Excerpts from a figure dataset
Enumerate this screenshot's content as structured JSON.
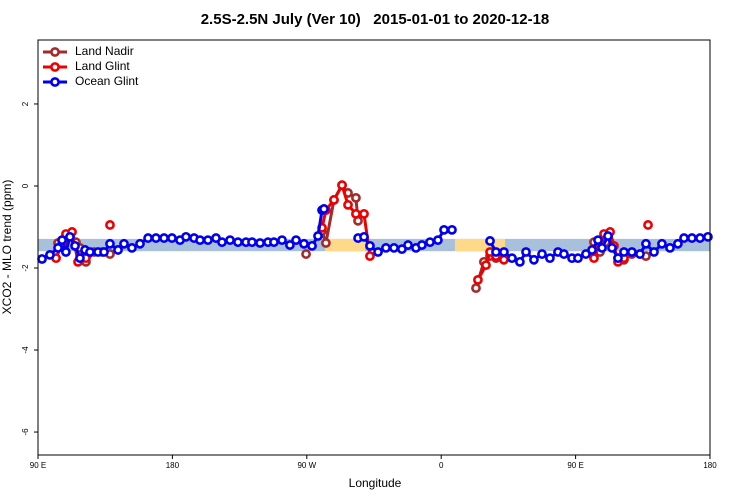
{
  "chart_data": {
    "type": "line",
    "title": "2.5S-2.5N July (Ver 10)   2015-01-01 to 2020-12-18",
    "x_label": "Longitude",
    "y_label": "XCO2 - MLO trend (ppm)",
    "xlim": [
      90,
      540
    ],
    "ylim": [
      -6.56,
      3.56
    ],
    "xticks": [
      {
        "value": 90,
        "label": "90 E"
      },
      180,
      {
        "value": 270,
        "label": "90 W"
      },
      {
        "value": 360,
        "label": "0"
      },
      {
        "value": 450,
        "label": "90 E"
      },
      {
        "value": 540,
        "label": "180"
      }
    ],
    "yticks": [
      2,
      0,
      -2,
      -4,
      -6
    ],
    "legend": "top-left",
    "bands": [
      {
        "x": [
          90,
          540
        ],
        "y": [
          -1.59,
          -1.29
        ],
        "color": "#a9c0dc"
      },
      {
        "x": [
          282.2,
          309.0
        ],
        "y": [
          -1.59,
          -1.29
        ],
        "color": "#ffd98a"
      },
      {
        "x": [
          369.2,
          402.7
        ],
        "y": [
          -1.59,
          -1.29
        ],
        "color": "#ffd98a"
      }
    ],
    "series": [
      {
        "name": "Land Nadir",
        "color": "#a52a2a",
        "x": [
          103.4,
          107.4,
          111.4,
          115.4,
          118.1,
          122.1,
          127.5,
          132.9,
          138.2,
          null,
          269.5,
          null,
          280.2,
          282.8,
          288.2,
          293.6,
          297.6,
          302.9,
          304.3,
          null,
          383.3,
          388.6,
          392.7,
          396.7,
          402.0,
          null,
          462.3,
          466.3,
          470.3,
          474.4,
          478.4,
          482.4,
          487.7,
          497.1
        ],
        "values": [
          -1.39,
          -1.46,
          -1.22,
          -1.37,
          -1.51,
          -1.85,
          -1.61,
          -1.61,
          -1.66,
          null,
          -1.66,
          null,
          -1.1,
          -1.39,
          -0.34,
          0.02,
          -0.17,
          -0.29,
          -0.85,
          null,
          -2.49,
          -1.85,
          -1.71,
          -1.76,
          -1.71,
          null,
          -1.37,
          -1.61,
          -1.37,
          -1.44,
          -1.76,
          -1.8,
          -1.66,
          -1.71
        ]
      },
      {
        "name": "Land Glint",
        "color": "#ee0000",
        "x": [
          102.1,
          106.1,
          108.7,
          112.8,
          116.8,
          122.1,
          null,
          138.2,
          null,
          280.2,
          282.8,
          288.2,
          293.6,
          297.6,
          302.9,
          308.3,
          312.3,
          null,
          384.6,
          390.0,
          392.7,
          396.7,
          402.0,
          null,
          462.3,
          466.3,
          469.0,
          473.1,
          475.7,
          478.4,
          482.4,
          null,
          498.5
        ],
        "values": [
          -1.76,
          -1.41,
          -1.17,
          -1.12,
          -1.85,
          -1.76,
          null,
          -0.95,
          null,
          -1.02,
          -0.59,
          -0.34,
          0.02,
          -0.46,
          -0.68,
          -0.68,
          -1.71,
          null,
          -2.29,
          -1.93,
          -1.61,
          -1.71,
          -1.8,
          null,
          -1.76,
          -1.41,
          -1.17,
          -1.12,
          -1.46,
          -1.85,
          -1.76,
          null,
          -0.95
        ]
      },
      {
        "name": "Ocean Glint",
        "color": "#0000ee",
        "x": [
          92.7,
          98.0,
          103.4,
          106.1,
          108.7,
          111.4,
          114.8,
          118.1,
          121.5,
          124.8,
          130.2,
          134.2,
          138.2,
          143.6,
          147.6,
          152.9,
          158.3,
          163.7,
          169.0,
          174.4,
          179.7,
          185.1,
          189.1,
          194.5,
          198.5,
          203.8,
          209.2,
          213.2,
          218.6,
          223.9,
          229.3,
          233.3,
          238.7,
          244.0,
          248.0,
          253.4,
          258.7,
          262.8,
          268.1,
          273.5,
          277.5,
          280.2,
          281.5,
          null,
          304.3,
          308.3,
          312.3,
          317.7,
          323.0,
          328.4,
          333.7,
          337.8,
          343.1,
          347.1,
          352.5,
          357.8,
          361.9,
          367.2,
          null,
          392.7,
          396.7,
          402.0,
          407.4,
          412.7,
          416.8,
          422.1,
          427.5,
          432.8,
          438.2,
          442.2,
          447.6,
          451.6,
          456.9,
          461.0,
          465.0,
          467.7,
          471.7,
          474.4,
          478.4,
          482.4,
          487.7,
          493.1,
          497.1,
          502.5,
          507.8,
          513.2,
          518.5,
          522.6,
          527.9,
          533.3,
          538.6
        ],
        "values": [
          -1.78,
          -1.68,
          -1.51,
          -1.32,
          -1.61,
          -1.24,
          -1.46,
          -1.76,
          -1.56,
          -1.61,
          -1.61,
          -1.61,
          -1.41,
          -1.56,
          -1.41,
          -1.51,
          -1.41,
          -1.27,
          -1.27,
          -1.27,
          -1.27,
          -1.32,
          -1.24,
          -1.27,
          -1.32,
          -1.32,
          -1.27,
          -1.37,
          -1.32,
          -1.37,
          -1.37,
          -1.37,
          -1.39,
          -1.37,
          -1.37,
          -1.32,
          -1.44,
          -1.32,
          -1.41,
          -1.46,
          -1.22,
          -0.59,
          -0.56,
          null,
          -1.27,
          -1.24,
          -1.46,
          -1.61,
          -1.51,
          -1.51,
          -1.54,
          -1.44,
          -1.51,
          -1.44,
          -1.37,
          -1.32,
          -1.07,
          -1.07,
          null,
          -1.34,
          -1.61,
          -1.61,
          -1.76,
          -1.85,
          -1.61,
          -1.8,
          -1.66,
          -1.76,
          -1.61,
          -1.66,
          -1.76,
          -1.76,
          -1.66,
          -1.56,
          -1.32,
          -1.51,
          -1.22,
          -1.51,
          -1.76,
          -1.61,
          -1.61,
          -1.66,
          -1.41,
          -1.61,
          -1.41,
          -1.51,
          -1.41,
          -1.27,
          -1.27,
          -1.27,
          -1.24
        ]
      }
    ]
  }
}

**What is needed**
The records above must be printed exactly; the pictures stay out.

**Output of the exercise**
Enumerate this screenshot's content as structured JSON.
{
  "chart_data": {
    "type": "line",
    "title": "2.5S-2.5N July (Ver 10)   2015-01-01 to 2020-12-18",
    "x_label": "Longitude",
    "y_label": "XCO2 - MLO trend (ppm)",
    "xlim": [
      90,
      540
    ],
    "ylim": [
      -6.56,
      3.56
    ],
    "xticks": [
      {
        "value": 90,
        "label": "90 E"
      },
      180,
      {
        "value": 270,
        "label": "90 W"
      },
      {
        "value": 360,
        "label": "0"
      },
      {
        "value": 450,
        "label": "90 E"
      },
      {
        "value": 540,
        "label": "180"
      }
    ],
    "yticks": [
      2,
      0,
      -2,
      -4,
      -6
    ],
    "legend": "top-left",
    "bands": [
      {
        "x": [
          90,
          540
        ],
        "y": [
          -1.59,
          -1.29
        ],
        "color": "#a9c0dc"
      },
      {
        "x": [
          282.2,
          309.0
        ],
        "y": [
          -1.59,
          -1.29
        ],
        "color": "#ffd98a"
      },
      {
        "x": [
          369.2,
          402.7
        ],
        "y": [
          -1.59,
          -1.29
        ],
        "color": "#ffd98a"
      }
    ],
    "series": [
      {
        "name": "Land Nadir",
        "color": "#a52a2a",
        "x": [
          103.4,
          107.4,
          111.4,
          115.4,
          118.1,
          122.1,
          127.5,
          132.9,
          138.2,
          null,
          269.5,
          null,
          280.2,
          282.8,
          288.2,
          293.6,
          297.6,
          302.9,
          304.3,
          null,
          383.3,
          388.6,
          392.7,
          396.7,
          402.0,
          null,
          462.3,
          466.3,
          470.3,
          474.4,
          478.4,
          482.4,
          487.7,
          497.1
        ],
        "values": [
          -1.39,
          -1.46,
          -1.22,
          -1.37,
          -1.51,
          -1.85,
          -1.61,
          -1.61,
          -1.66,
          null,
          -1.66,
          null,
          -1.1,
          -1.39,
          -0.34,
          0.02,
          -0.17,
          -0.29,
          -0.85,
          null,
          -2.49,
          -1.85,
          -1.71,
          -1.76,
          -1.71,
          null,
          -1.37,
          -1.61,
          -1.37,
          -1.44,
          -1.76,
          -1.8,
          -1.66,
          -1.71
        ]
      },
      {
        "name": "Land Glint",
        "color": "#ee0000",
        "x": [
          102.1,
          106.1,
          108.7,
          112.8,
          116.8,
          122.1,
          null,
          138.2,
          null,
          280.2,
          282.8,
          288.2,
          293.6,
          297.6,
          302.9,
          308.3,
          312.3,
          null,
          384.6,
          390.0,
          392.7,
          396.7,
          402.0,
          null,
          462.3,
          466.3,
          469.0,
          473.1,
          475.7,
          478.4,
          482.4,
          null,
          498.5
        ],
        "values": [
          -1.76,
          -1.41,
          -1.17,
          -1.12,
          -1.85,
          -1.76,
          null,
          -0.95,
          null,
          -1.02,
          -0.59,
          -0.34,
          0.02,
          -0.46,
          -0.68,
          -0.68,
          -1.71,
          null,
          -2.29,
          -1.93,
          -1.61,
          -1.71,
          -1.8,
          null,
          -1.76,
          -1.41,
          -1.17,
          -1.12,
          -1.46,
          -1.85,
          -1.76,
          null,
          -0.95
        ]
      },
      {
        "name": "Ocean Glint",
        "color": "#0000ee",
        "x": [
          92.7,
          98.0,
          103.4,
          106.1,
          108.7,
          111.4,
          114.8,
          118.1,
          121.5,
          124.8,
          130.2,
          134.2,
          138.2,
          143.6,
          147.6,
          152.9,
          158.3,
          163.7,
          169.0,
          174.4,
          179.7,
          185.1,
          189.1,
          194.5,
          198.5,
          203.8,
          209.2,
          213.2,
          218.6,
          223.9,
          229.3,
          233.3,
          238.7,
          244.0,
          248.0,
          253.4,
          258.7,
          262.8,
          268.1,
          273.5,
          277.5,
          280.2,
          281.5,
          null,
          304.3,
          308.3,
          312.3,
          317.7,
          323.0,
          328.4,
          333.7,
          337.8,
          343.1,
          347.1,
          352.5,
          357.8,
          361.9,
          367.2,
          null,
          392.7,
          396.7,
          402.0,
          407.4,
          412.7,
          416.8,
          422.1,
          427.5,
          432.8,
          438.2,
          442.2,
          447.6,
          451.6,
          456.9,
          461.0,
          465.0,
          467.7,
          471.7,
          474.4,
          478.4,
          482.4,
          487.7,
          493.1,
          497.1,
          502.5,
          507.8,
          513.2,
          518.5,
          522.6,
          527.9,
          533.3,
          538.6
        ],
        "values": [
          -1.78,
          -1.68,
          -1.51,
          -1.32,
          -1.61,
          -1.24,
          -1.46,
          -1.76,
          -1.56,
          -1.61,
          -1.61,
          -1.61,
          -1.41,
          -1.56,
          -1.41,
          -1.51,
          -1.41,
          -1.27,
          -1.27,
          -1.27,
          -1.27,
          -1.32,
          -1.24,
          -1.27,
          -1.32,
          -1.32,
          -1.27,
          -1.37,
          -1.32,
          -1.37,
          -1.37,
          -1.37,
          -1.39,
          -1.37,
          -1.37,
          -1.32,
          -1.44,
          -1.32,
          -1.41,
          -1.46,
          -1.22,
          -0.59,
          -0.56,
          null,
          -1.27,
          -1.24,
          -1.46,
          -1.61,
          -1.51,
          -1.51,
          -1.54,
          -1.44,
          -1.51,
          -1.44,
          -1.37,
          -1.32,
          -1.07,
          -1.07,
          null,
          -1.34,
          -1.61,
          -1.61,
          -1.76,
          -1.85,
          -1.61,
          -1.8,
          -1.66,
          -1.76,
          -1.61,
          -1.66,
          -1.76,
          -1.76,
          -1.66,
          -1.56,
          -1.32,
          -1.51,
          -1.22,
          -1.51,
          -1.76,
          -1.61,
          -1.61,
          -1.66,
          -1.41,
          -1.61,
          -1.41,
          -1.51,
          -1.41,
          -1.27,
          -1.27,
          -1.27,
          -1.24
        ]
      }
    ]
  }
}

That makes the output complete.